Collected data
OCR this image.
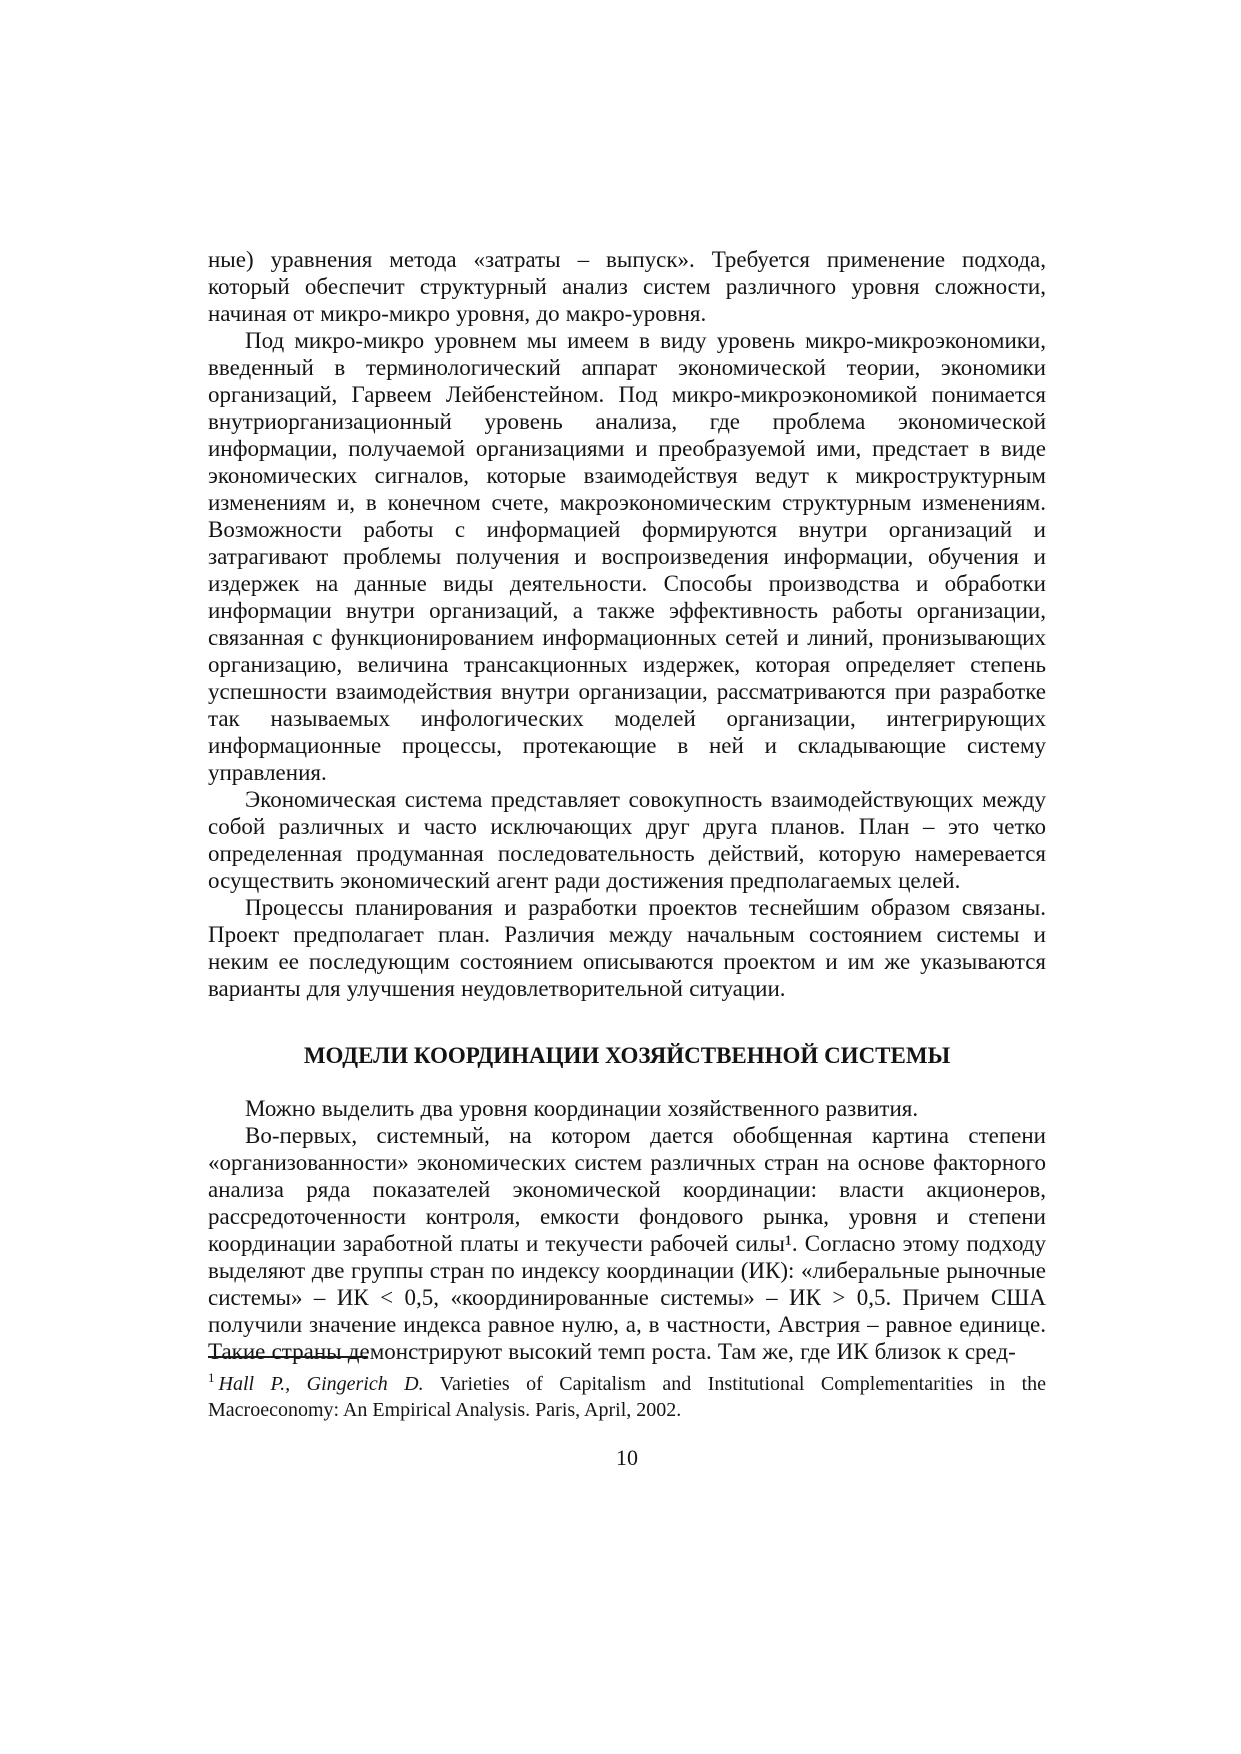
ные) уравнения метода «затраты – выпуск». Требуется применение подхода, который обеспечит структурный анализ систем различного уровня сложности, начиная от микро-микро уровня, до макро-уровня.

Под микро-микро уровнем мы имеем в виду уровень микро-микроэкономики, введенный в терминологический аппарат экономической теории, экономики организаций, Гарвеем Лейбенстейном. Под микро-микроэкономикой понимается внутриорганизационный уровень анализа, где проблема экономической информации, получаемой организациями и преобразуемой ими, предстает в виде экономических сигналов, которые взаимодействуя ведут к микроструктурным изменениям и, в конечном счете, макроэкономическим структурным изменениям. Возможности работы с информацией формируются внутри организаций и затрагивают проблемы получения и воспроизведения информации, обучения и издержек на данные виды деятельности. Способы производства и обработки информации внутри организаций, а также эффективность работы организации, связанная с функционированием информационных сетей и линий, пронизывающих организацию, величина трансакционных издержек, которая определяет степень успешности взаимодействия внутри организации, рассматриваются при разработке так называемых инфологических моделей организации, интегрирующих информационные процессы, протекающие в ней и складывающие систему управления.

Экономическая система представляет совокупность взаимодействующих между собой различных и часто исключающих друг друга планов. План – это четко определенная продуманная последовательность действий, которую намеревается осуществить экономический агент ради достижения предполагаемых целей.

Процессы планирования и разработки проектов теснейшим образом связаны. Проект предполагает план. Различия между начальным состоянием системы и неким ее последующим состоянием описываются проектом и им же указываются варианты для улучшения неудовлетворительной ситуации.

МОДЕЛИ КООРДИНАЦИИ ХОЗЯЙСТВЕННОЙ СИСТЕМЫ

Можно выделить два уровня координации хозяйственного развития.

Во-первых, системный, на котором дается обобщенная картина степени «организованности» экономических систем различных стран на основе факторного анализа ряда показателей экономической координации: власти акционеров, рассредоточенности контроля, емкости фондового рынка, уровня и степени координации заработной платы и текучести рабочей силы¹. Согласно этому подходу выделяют две группы стран по индексу координации (ИК): «либеральные рыночные системы» – ИК < 0,5, «координированные системы» – ИК > 0,5. Причем США получили значение индекса равное нулю, а, в частности, Австрия – равное единице. Такие страны демонстрируют высокий темп роста. Там же, где ИК близок к сред-

$^1$ Hall P., Gingerich D. Varieties of Capitalism and Institutional Complementarities in the Macroeconomy: An Empirical Analysis. Paris, April, 2002.

10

• [Written problem]: Copy the listing over exactly, skipping the pictures it holds.

• [Response below]:
OCR this image.
ные) уравнения метода «затраты – выпуск». Требуется применение подхода, который обеспечит структурный анализ систем различного уровня сложности, начиная от микро-микро уровня, до макро-уровня.

Под микро-микро уровнем мы имеем в виду уровень микро-микроэкономики, введенный в терминологический аппарат экономической теории, экономики организаций, Гарвеем Лейбенстейном. Под микро-микроэкономикой понимается внутриорганизационный уровень анализа, где проблема экономической информации, получаемой организациями и преобразуемой ими, предстает в виде экономических сигналов, которые взаимодействуя ведут к микроструктурным изменениям и, в конечном счете, макроэкономическим структурным изменениям. Возможности работы с информацией формируются внутри организаций и затрагивают проблемы получения и воспроизведения информации, обучения и издержек на данные виды деятельности. Способы производства и обработки информации внутри организаций, а также эффективность работы организации, связанная с функционированием информационных сетей и линий, пронизывающих организацию, величина трансакционных издержек, которая определяет степень успешности взаимодействия внутри организации, рассматриваются при разработке так называемых инфологических моделей организации, интегрирующих информационные процессы, протекающие в ней и складывающие систему управления.

Экономическая система представляет совокупность взаимодействующих между собой различных и часто исключающих друг друга планов. План – это четко определенная продуманная последовательность действий, которую намеревается осуществить экономический агент ради достижения предполагаемых целей.

Процессы планирования и разработки проектов теснейшим образом связаны. Проект предполагает план. Различия между начальным состоянием системы и неким ее последующим состоянием описываются проектом и им же указываются варианты для улучшения неудовлетворительной ситуации.

МОДЕЛИ КООРДИНАЦИИ ХОЗЯЙСТВЕННОЙ СИСТЕМЫ

Можно выделить два уровня координации хозяйственного развития.

Во-первых, системный, на котором дается обобщенная картина степени «организованности» экономических систем различных стран на основе факторного анализа ряда показателей экономической координации: власти акционеров, рассредоточенности контроля, емкости фондового рынка, уровня и степени координации заработной платы и текучести рабочей силы¹. Согласно этому подходу выделяют две группы стран по индексу координации (ИК): «либеральные рыночные системы» – ИК < 0,5, «координированные системы» – ИК > 0,5. Причем США получили значение индекса равное нулю, а, в частности, Австрия – равное единице. Такие страны демонстрируют высокий темп роста. Там же, где ИК близок к сред-

$^1$ Hall P., Gingerich D. Varieties of Capitalism and Institutional Complementarities in the Macroeconomy: An Empirical Analysis. Paris, April, 2002.

10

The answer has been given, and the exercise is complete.